■ SUPPLIED PASSAGE
* START *
TTNG (formerly known as This Town Needs Guns) are a British math rock band from Oxford, formed in 2003, and currently signed to the American label Sargent House Records. Following numerous departures, the band went from being a four-piece to a trio, featuring Henry Tremain on bass and lead vocals, Tim Collis on guitar and his brother Chris Collis on drums. Their debut full-length album, Animals, was released in the UK via Big Scary Monsters Recording Company in October of 2008 and shortly after in the US via Sargent House Records. They have released four studio albums, as well as numerous EPs and singles.
* END *
■ REQUIRED ACTIONS
• 1. Name every current band member in the TTNG passage, along with what each one plays.
• 2. Extend the TTNG passage by writing the sentences that would come next after its final line.

■ INFORMATION PROVIDED
* START *
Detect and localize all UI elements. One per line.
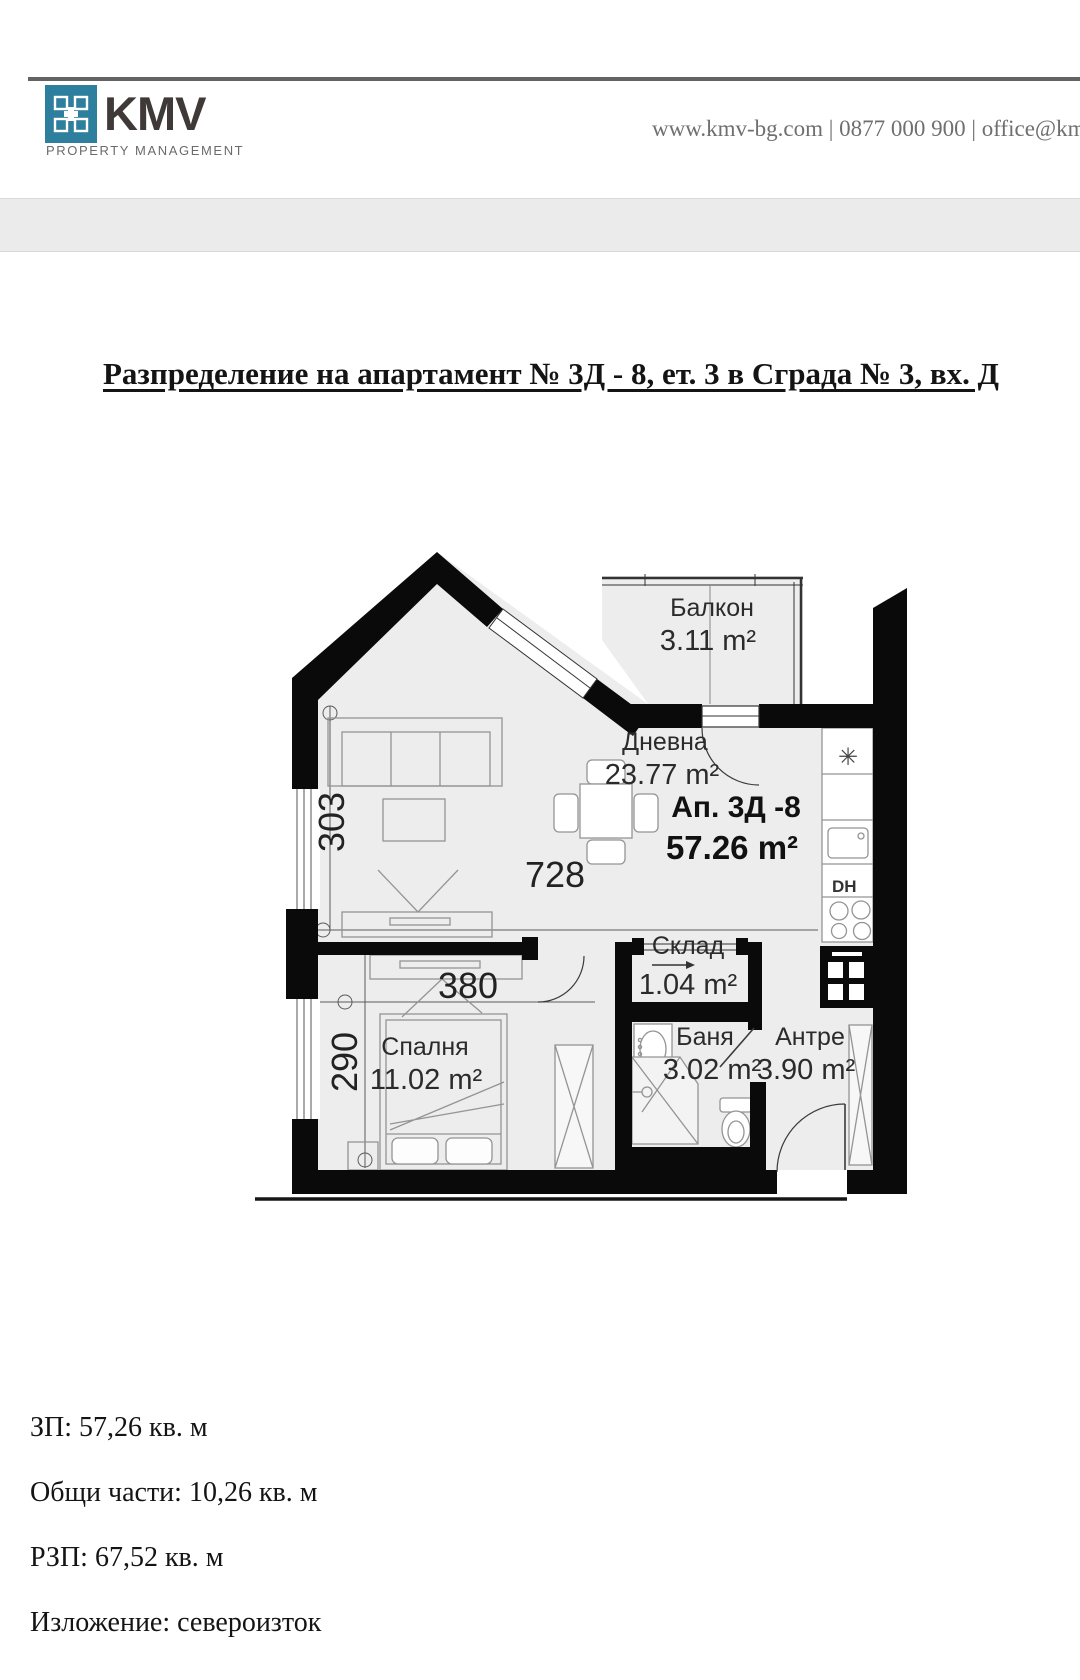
* END *
■ SOLVED TASKS
• 1. Henry Tremain plays bass and sings lead vocals. Tim Collis plays guitar. Chris Collis plays drums.

• 2.
History
The band formed in 2003 in Oxford. The original lineup consisted of Stuart Smith on rhythm guitar and vocals, Tim Collis on lead guitar, Simon Thompson on drums and Ian Lewis on bass. Thompson and Lewis left the band in 2005, to be replaced by Dan Adams on bass (replaced by Jamie Cooper after the recording of Animals in 2008) and Matt Bennington on drums (replaced by Chris Collis, brother of guitarist Tim, in 2006). In their earlier careers, bassist Jamie Cooper had worked as a graphic designer, drummer Chris Collis had been a librarian at the University of Oxford, guitarist Tim Collis was a primary school teacher, and lead vocalist Stuart Smith worked building websites for a publisher. On 11 May 2011, it was announced on This Town Needs Guns' website that lead singer Stuart Smith would be leaving the band to start a family, and that he would be replaced by Pennines' singer and guitarist Henry Tremain. Bassist Jamie Cooper also left the band in late 2011 to focus on a career in graphic design. Tremain has since taken over on bass guitar duties, converting the band into a power trio.

On 14 September 2012, the first track from the second album 13.0.0.0.0, entitled "Cat Fantastic" was released on digital streaming platforms. The album was released on 22 January 2013.

Their third album, Disappointment Island, was released in July 2016.

In 2017, the whole band was arrested in Hong Kong during an immigration raid on the final show of their tour.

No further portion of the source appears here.